Source records
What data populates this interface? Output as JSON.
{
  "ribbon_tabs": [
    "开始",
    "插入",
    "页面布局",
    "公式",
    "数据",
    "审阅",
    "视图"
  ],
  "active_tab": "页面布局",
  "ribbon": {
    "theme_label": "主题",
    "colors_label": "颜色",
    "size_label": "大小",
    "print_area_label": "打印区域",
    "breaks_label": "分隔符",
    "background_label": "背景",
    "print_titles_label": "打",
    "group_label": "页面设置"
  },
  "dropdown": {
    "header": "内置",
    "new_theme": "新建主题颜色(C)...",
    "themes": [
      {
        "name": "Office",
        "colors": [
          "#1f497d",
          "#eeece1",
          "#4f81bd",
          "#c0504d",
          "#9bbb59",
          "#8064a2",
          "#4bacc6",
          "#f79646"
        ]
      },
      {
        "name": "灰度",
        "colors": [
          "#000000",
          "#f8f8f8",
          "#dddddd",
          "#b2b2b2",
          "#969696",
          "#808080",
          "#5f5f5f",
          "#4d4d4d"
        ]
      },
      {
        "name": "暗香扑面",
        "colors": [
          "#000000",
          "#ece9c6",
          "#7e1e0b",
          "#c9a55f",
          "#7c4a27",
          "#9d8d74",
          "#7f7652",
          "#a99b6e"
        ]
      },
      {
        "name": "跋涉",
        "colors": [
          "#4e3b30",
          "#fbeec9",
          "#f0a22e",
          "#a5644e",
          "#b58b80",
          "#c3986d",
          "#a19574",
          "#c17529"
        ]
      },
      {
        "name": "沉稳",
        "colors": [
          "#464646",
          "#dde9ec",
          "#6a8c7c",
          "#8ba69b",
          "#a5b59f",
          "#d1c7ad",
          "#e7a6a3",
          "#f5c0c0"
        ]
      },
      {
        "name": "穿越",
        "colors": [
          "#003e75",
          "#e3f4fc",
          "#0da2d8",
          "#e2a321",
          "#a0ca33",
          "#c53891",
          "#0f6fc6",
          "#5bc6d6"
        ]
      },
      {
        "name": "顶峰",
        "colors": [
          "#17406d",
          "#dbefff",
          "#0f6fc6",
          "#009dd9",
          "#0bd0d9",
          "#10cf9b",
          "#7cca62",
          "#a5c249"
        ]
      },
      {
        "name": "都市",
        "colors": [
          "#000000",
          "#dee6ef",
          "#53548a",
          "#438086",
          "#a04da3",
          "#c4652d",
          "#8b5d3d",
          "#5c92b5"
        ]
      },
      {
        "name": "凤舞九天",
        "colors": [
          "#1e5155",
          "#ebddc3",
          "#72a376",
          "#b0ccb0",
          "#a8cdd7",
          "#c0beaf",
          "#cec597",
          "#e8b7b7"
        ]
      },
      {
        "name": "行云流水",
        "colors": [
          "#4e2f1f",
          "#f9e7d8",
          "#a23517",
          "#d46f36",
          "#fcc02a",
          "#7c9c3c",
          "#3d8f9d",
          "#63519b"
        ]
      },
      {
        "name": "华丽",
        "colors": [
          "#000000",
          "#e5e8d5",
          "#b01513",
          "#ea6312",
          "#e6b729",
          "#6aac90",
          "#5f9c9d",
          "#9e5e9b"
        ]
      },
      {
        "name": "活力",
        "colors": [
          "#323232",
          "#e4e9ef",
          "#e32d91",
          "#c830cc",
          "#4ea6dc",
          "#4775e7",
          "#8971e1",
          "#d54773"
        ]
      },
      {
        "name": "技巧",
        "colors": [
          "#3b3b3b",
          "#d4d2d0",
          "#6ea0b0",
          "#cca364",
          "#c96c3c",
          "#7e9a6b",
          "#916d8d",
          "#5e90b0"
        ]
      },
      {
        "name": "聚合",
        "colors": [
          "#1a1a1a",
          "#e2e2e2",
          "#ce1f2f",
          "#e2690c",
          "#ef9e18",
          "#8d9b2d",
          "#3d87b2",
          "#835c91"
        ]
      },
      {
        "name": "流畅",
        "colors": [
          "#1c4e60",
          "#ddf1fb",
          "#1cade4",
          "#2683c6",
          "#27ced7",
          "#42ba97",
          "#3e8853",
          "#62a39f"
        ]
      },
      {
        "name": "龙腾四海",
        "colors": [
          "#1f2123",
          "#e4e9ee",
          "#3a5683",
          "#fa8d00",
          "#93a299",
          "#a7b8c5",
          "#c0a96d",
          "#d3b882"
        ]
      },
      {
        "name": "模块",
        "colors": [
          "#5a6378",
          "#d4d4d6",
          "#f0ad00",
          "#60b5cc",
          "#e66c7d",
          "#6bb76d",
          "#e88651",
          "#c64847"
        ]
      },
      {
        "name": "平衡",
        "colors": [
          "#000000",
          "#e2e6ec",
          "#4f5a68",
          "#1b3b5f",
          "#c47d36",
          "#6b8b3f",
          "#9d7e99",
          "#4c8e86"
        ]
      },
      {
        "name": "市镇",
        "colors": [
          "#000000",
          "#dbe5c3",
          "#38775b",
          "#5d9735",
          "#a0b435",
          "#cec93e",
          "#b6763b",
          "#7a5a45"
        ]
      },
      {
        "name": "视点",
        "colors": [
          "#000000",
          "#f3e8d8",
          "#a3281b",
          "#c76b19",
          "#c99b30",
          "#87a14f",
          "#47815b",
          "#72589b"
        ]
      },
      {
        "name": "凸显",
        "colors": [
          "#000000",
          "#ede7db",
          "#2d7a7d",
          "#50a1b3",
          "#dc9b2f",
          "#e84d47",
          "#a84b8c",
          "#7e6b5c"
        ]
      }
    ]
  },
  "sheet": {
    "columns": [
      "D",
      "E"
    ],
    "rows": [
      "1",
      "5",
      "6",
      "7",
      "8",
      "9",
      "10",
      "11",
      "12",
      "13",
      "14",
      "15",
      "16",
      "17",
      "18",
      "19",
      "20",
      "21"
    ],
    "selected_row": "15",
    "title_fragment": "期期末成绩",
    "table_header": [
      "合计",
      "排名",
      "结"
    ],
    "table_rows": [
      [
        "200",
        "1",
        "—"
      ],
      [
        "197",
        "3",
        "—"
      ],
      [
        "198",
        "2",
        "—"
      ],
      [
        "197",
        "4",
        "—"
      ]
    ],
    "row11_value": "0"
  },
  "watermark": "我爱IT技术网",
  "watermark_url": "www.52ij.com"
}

▸ Given task
Copy every line exactly. Leave nothing out.

▸ Answer to the problem
What data populates this interface? Output as JSON.
{
  "ribbon_tabs": [
    "开始",
    "插入",
    "页面布局",
    "公式",
    "数据",
    "审阅",
    "视图"
  ],
  "active_tab": "页面布局",
  "ribbon": {
    "theme_label": "主题",
    "colors_label": "颜色",
    "size_label": "大小",
    "print_area_label": "打印区域",
    "breaks_label": "分隔符",
    "background_label": "背景",
    "print_titles_label": "打",
    "group_label": "页面设置"
  },
  "dropdown": {
    "header": "内置",
    "new_theme": "新建主题颜色(C)...",
    "themes": [
      {
        "name": "Office",
        "colors": [
          "#1f497d",
          "#eeece1",
          "#4f81bd",
          "#c0504d",
          "#9bbb59",
          "#8064a2",
          "#4bacc6",
          "#f79646"
        ]
      },
      {
        "name": "灰度",
        "colors": [
          "#000000",
          "#f8f8f8",
          "#dddddd",
          "#b2b2b2",
          "#969696",
          "#808080",
          "#5f5f5f",
          "#4d4d4d"
        ]
      },
      {
        "name": "暗香扑面",
        "colors": [
          "#000000",
          "#ece9c6",
          "#7e1e0b",
          "#c9a55f",
          "#7c4a27",
          "#9d8d74",
          "#7f7652",
          "#a99b6e"
        ]
      },
      {
        "name": "跋涉",
        "colors": [
          "#4e3b30",
          "#fbeec9",
          "#f0a22e",
          "#a5644e",
          "#b58b80",
          "#c3986d",
          "#a19574",
          "#c17529"
        ]
      },
      {
        "name": "沉稳",
        "colors": [
          "#464646",
          "#dde9ec",
          "#6a8c7c",
          "#8ba69b",
          "#a5b59f",
          "#d1c7ad",
          "#e7a6a3",
          "#f5c0c0"
        ]
      },
      {
        "name": "穿越",
        "colors": [
          "#003e75",
          "#e3f4fc",
          "#0da2d8",
          "#e2a321",
          "#a0ca33",
          "#c53891",
          "#0f6fc6",
          "#5bc6d6"
        ]
      },
      {
        "name": "顶峰",
        "colors": [
          "#17406d",
          "#dbefff",
          "#0f6fc6",
          "#009dd9",
          "#0bd0d9",
          "#10cf9b",
          "#7cca62",
          "#a5c249"
        ]
      },
      {
        "name": "都市",
        "colors": [
          "#000000",
          "#dee6ef",
          "#53548a",
          "#438086",
          "#a04da3",
          "#c4652d",
          "#8b5d3d",
          "#5c92b5"
        ]
      },
      {
        "name": "凤舞九天",
        "colors": [
          "#1e5155",
          "#ebddc3",
          "#72a376",
          "#b0ccb0",
          "#a8cdd7",
          "#c0beaf",
          "#cec597",
          "#e8b7b7"
        ]
      },
      {
        "name": "行云流水",
        "colors": [
          "#4e2f1f",
          "#f9e7d8",
          "#a23517",
          "#d46f36",
          "#fcc02a",
          "#7c9c3c",
          "#3d8f9d",
          "#63519b"
        ]
      },
      {
        "name": "华丽",
        "colors": [
          "#000000",
          "#e5e8d5",
          "#b01513",
          "#ea6312",
          "#e6b729",
          "#6aac90",
          "#5f9c9d",
          "#9e5e9b"
        ]
      },
      {
        "name": "活力",
        "colors": [
          "#323232",
          "#e4e9ef",
          "#e32d91",
          "#c830cc",
          "#4ea6dc",
          "#4775e7",
          "#8971e1",
          "#d54773"
        ]
      },
      {
        "name": "技巧",
        "colors": [
          "#3b3b3b",
          "#d4d2d0",
          "#6ea0b0",
          "#cca364",
          "#c96c3c",
          "#7e9a6b",
          "#916d8d",
          "#5e90b0"
        ]
      },
      {
        "name": "聚合",
        "colors": [
          "#1a1a1a",
          "#e2e2e2",
          "#ce1f2f",
          "#e2690c",
          "#ef9e18",
          "#8d9b2d",
          "#3d87b2",
          "#835c91"
        ]
      },
      {
        "name": "流畅",
        "colors": [
          "#1c4e60",
          "#ddf1fb",
          "#1cade4",
          "#2683c6",
          "#27ced7",
          "#42ba97",
          "#3e8853",
          "#62a39f"
        ]
      },
      {
        "name": "龙腾四海",
        "colors": [
          "#1f2123",
          "#e4e9ee",
          "#3a5683",
          "#fa8d00",
          "#93a299",
          "#a7b8c5",
          "#c0a96d",
          "#d3b882"
        ]
      },
      {
        "name": "模块",
        "colors": [
          "#5a6378",
          "#d4d4d6",
          "#f0ad00",
          "#60b5cc",
          "#e66c7d",
          "#6bb76d",
          "#e88651",
          "#c64847"
        ]
      },
      {
        "name": "平衡",
        "colors": [
          "#000000",
          "#e2e6ec",
          "#4f5a68",
          "#1b3b5f",
          "#c47d36",
          "#6b8b3f",
          "#9d7e99",
          "#4c8e86"
        ]
      },
      {
        "name": "市镇",
        "colors": [
          "#000000",
          "#dbe5c3",
          "#38775b",
          "#5d9735",
          "#a0b435",
          "#cec93e",
          "#b6763b",
          "#7a5a45"
        ]
      },
      {
        "name": "视点",
        "colors": [
          "#000000",
          "#f3e8d8",
          "#a3281b",
          "#c76b19",
          "#c99b30",
          "#87a14f",
          "#47815b",
          "#72589b"
        ]
      },
      {
        "name": "凸显",
        "colors": [
          "#000000",
          "#ede7db",
          "#2d7a7d",
          "#50a1b3",
          "#dc9b2f",
          "#e84d47",
          "#a84b8c",
          "#7e6b5c"
        ]
      }
    ]
  },
  "sheet": {
    "columns": [
      "D",
      "E"
    ],
    "rows": [
      "1",
      "5",
      "6",
      "7",
      "8",
      "9",
      "10",
      "11",
      "12",
      "13",
      "14",
      "15",
      "16",
      "17",
      "18",
      "19",
      "20",
      "21"
    ],
    "selected_row": "15",
    "title_fragment": "期期末成绩",
    "table_header": [
      "合计",
      "排名",
      "结"
    ],
    "table_rows": [
      [
        "200",
        "1",
        "—"
      ],
      [
        "197",
        "3",
        "—"
      ],
      [
        "198",
        "2",
        "—"
      ],
      [
        "197",
        "4",
        "—"
      ]
    ],
    "row11_value": "0"
  },
  "watermark": "我爱IT技术网",
  "watermark_url": "www.52ij.com"
}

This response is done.